**WHAT THE EXERCISE ASKS:** Copy each line of the data below with the word "services".

A run of records:
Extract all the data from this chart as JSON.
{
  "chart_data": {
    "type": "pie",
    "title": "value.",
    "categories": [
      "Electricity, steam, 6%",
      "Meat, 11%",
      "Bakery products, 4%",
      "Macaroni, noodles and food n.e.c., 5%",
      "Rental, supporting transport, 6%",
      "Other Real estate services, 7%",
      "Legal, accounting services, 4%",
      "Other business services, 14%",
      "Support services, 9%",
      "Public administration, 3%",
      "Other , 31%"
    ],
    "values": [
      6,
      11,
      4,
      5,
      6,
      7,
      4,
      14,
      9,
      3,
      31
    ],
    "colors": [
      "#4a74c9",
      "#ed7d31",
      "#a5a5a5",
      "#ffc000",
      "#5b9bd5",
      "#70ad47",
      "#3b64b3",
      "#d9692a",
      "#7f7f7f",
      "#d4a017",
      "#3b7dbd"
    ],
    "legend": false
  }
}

**THE ANSWER:**
      "Other Real estate services, 7%",
      "Legal, accounting services, 4%",
      "Other business services, 14%",
      "Support services, 9%",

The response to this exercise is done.